Given problem: Copy the records from the line containing "annotation: C=C-C-H <box>892" through the line containing "sem-scale: 20.0um <box>436 343 480 358</box>", putting "marker" wherever "annotation" appears and leaving everything else as it is.

Excerpted data:

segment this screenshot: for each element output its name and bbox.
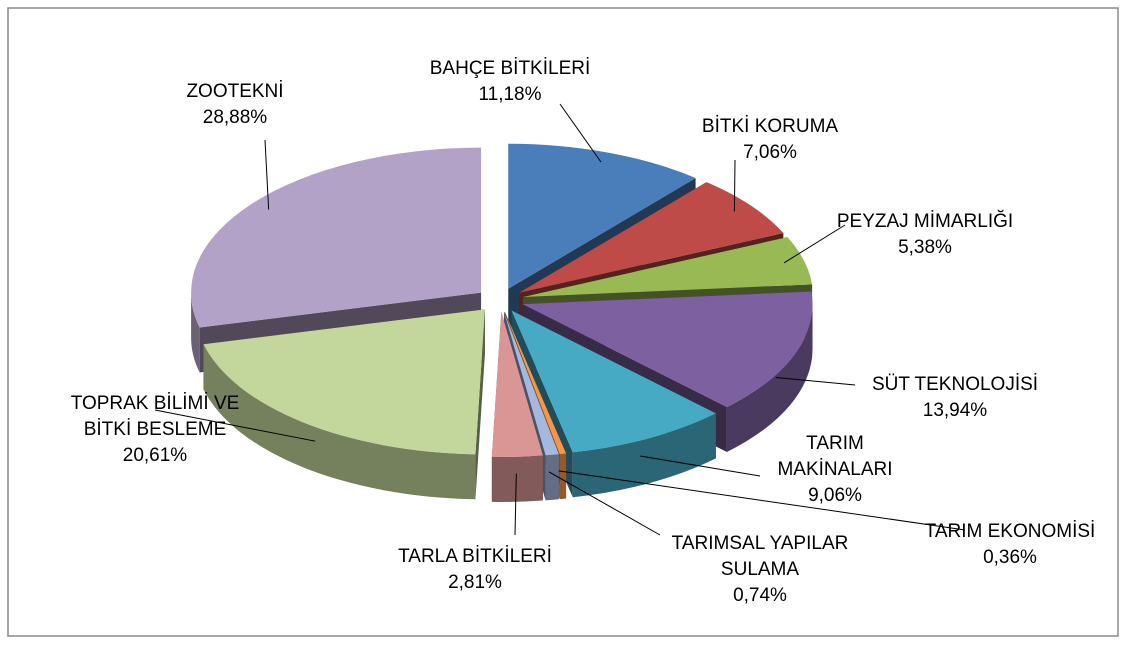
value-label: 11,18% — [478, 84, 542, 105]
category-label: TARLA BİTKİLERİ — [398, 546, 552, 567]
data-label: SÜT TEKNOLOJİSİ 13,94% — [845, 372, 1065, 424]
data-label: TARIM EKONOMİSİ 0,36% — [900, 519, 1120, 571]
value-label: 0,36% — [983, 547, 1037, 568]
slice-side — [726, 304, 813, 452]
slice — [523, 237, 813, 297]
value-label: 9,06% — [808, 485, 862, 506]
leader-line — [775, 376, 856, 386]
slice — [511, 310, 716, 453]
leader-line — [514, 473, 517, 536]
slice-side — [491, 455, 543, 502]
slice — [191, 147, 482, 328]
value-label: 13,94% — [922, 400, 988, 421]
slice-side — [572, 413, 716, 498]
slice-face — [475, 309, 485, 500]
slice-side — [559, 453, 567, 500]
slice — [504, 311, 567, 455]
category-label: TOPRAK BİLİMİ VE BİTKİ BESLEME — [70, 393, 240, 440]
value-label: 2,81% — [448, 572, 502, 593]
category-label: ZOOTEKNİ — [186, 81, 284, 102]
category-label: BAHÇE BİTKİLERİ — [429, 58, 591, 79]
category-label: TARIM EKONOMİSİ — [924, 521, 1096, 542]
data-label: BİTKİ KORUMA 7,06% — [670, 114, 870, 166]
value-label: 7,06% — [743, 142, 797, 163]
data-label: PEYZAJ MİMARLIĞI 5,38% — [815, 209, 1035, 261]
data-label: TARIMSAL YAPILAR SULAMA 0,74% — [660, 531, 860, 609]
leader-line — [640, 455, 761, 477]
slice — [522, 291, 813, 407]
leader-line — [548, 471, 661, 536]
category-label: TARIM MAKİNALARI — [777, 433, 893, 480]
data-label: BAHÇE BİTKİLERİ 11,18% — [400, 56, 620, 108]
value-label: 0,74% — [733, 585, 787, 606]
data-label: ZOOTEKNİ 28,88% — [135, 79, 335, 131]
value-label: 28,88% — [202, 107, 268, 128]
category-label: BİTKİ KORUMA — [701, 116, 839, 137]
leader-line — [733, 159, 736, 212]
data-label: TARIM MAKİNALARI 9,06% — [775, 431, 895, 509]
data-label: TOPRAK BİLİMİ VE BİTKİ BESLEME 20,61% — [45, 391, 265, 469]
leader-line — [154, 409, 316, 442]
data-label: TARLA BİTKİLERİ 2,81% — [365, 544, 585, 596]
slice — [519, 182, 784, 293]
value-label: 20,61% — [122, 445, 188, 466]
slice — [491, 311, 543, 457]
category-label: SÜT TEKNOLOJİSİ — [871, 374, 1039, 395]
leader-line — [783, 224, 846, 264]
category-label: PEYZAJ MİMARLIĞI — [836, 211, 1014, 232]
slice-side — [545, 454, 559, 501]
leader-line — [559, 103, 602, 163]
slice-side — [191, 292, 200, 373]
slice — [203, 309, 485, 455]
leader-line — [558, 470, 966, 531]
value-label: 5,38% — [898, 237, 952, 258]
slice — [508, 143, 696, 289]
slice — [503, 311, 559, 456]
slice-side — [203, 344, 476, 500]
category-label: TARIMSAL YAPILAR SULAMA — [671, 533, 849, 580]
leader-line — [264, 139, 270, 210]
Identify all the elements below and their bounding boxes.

==

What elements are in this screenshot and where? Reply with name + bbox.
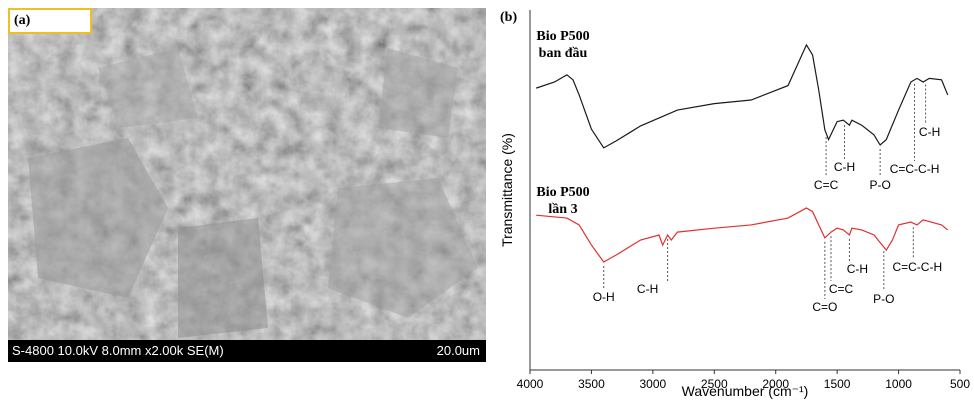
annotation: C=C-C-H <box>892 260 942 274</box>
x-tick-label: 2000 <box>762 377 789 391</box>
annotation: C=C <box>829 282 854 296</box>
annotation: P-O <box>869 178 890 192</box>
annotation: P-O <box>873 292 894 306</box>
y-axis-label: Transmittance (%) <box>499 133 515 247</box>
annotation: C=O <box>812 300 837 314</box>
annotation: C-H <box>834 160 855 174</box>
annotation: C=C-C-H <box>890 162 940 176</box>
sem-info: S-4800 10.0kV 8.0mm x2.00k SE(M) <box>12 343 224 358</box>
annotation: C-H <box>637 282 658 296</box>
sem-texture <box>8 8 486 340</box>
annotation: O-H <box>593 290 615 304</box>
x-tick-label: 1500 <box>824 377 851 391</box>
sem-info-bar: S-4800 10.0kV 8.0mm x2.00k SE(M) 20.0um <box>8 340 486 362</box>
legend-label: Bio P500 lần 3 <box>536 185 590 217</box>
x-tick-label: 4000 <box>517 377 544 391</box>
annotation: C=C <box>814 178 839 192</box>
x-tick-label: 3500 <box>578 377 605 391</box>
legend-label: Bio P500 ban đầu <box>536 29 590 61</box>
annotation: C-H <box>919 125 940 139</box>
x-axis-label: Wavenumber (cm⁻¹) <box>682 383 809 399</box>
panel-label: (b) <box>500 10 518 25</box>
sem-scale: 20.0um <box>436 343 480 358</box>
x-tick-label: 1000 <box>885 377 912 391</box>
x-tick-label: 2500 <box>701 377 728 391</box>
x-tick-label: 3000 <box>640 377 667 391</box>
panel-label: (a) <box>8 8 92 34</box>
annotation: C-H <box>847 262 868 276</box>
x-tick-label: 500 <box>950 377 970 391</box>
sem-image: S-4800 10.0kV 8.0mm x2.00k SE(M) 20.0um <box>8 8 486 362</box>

Solution:
marker: C=C-C-H <box>892 260 942 274</box>
x-tick-label: 2000 <box>762 377 789 391</box>
marker: C=C <box>829 282 854 296</box>
marker: P-O <box>869 178 890 192</box>
marker: P-O <box>873 292 894 306</box>
y-axis-label: Transmittance (%) <box>499 133 515 247</box>
marker: C=O <box>812 300 837 314</box>
marker: C-H <box>834 160 855 174</box>
marker: C=C-C-H <box>890 162 940 176</box>
sem-info: S-4800 10.0kV 8.0mm x2.00k SE(M) <box>12 343 224 358</box>
marker: C-H <box>637 282 658 296</box>
sem-texture <box>8 8 486 340</box>
marker: O-H <box>593 290 615 304</box>
x-tick-label: 1500 <box>824 377 851 391</box>
sem-info-bar: S-4800 10.0kV 8.0mm x2.00k SE(M) 20.0um <box>8 340 486 362</box>
legend-label: Bio P500 lần 3 <box>536 185 590 217</box>
x-tick-label: 4000 <box>517 377 544 391</box>
marker: C=C <box>814 178 839 192</box>
x-tick-label: 3500 <box>578 377 605 391</box>
legend-label: Bio P500 ban đầu <box>536 29 590 61</box>
marker: C-H <box>919 125 940 139</box>
x-axis-label: Wavenumber (cm⁻¹) <box>682 383 809 399</box>
panel-label: (b) <box>500 10 518 25</box>
sem-scale: 20.0um <box>436 343 480 358</box>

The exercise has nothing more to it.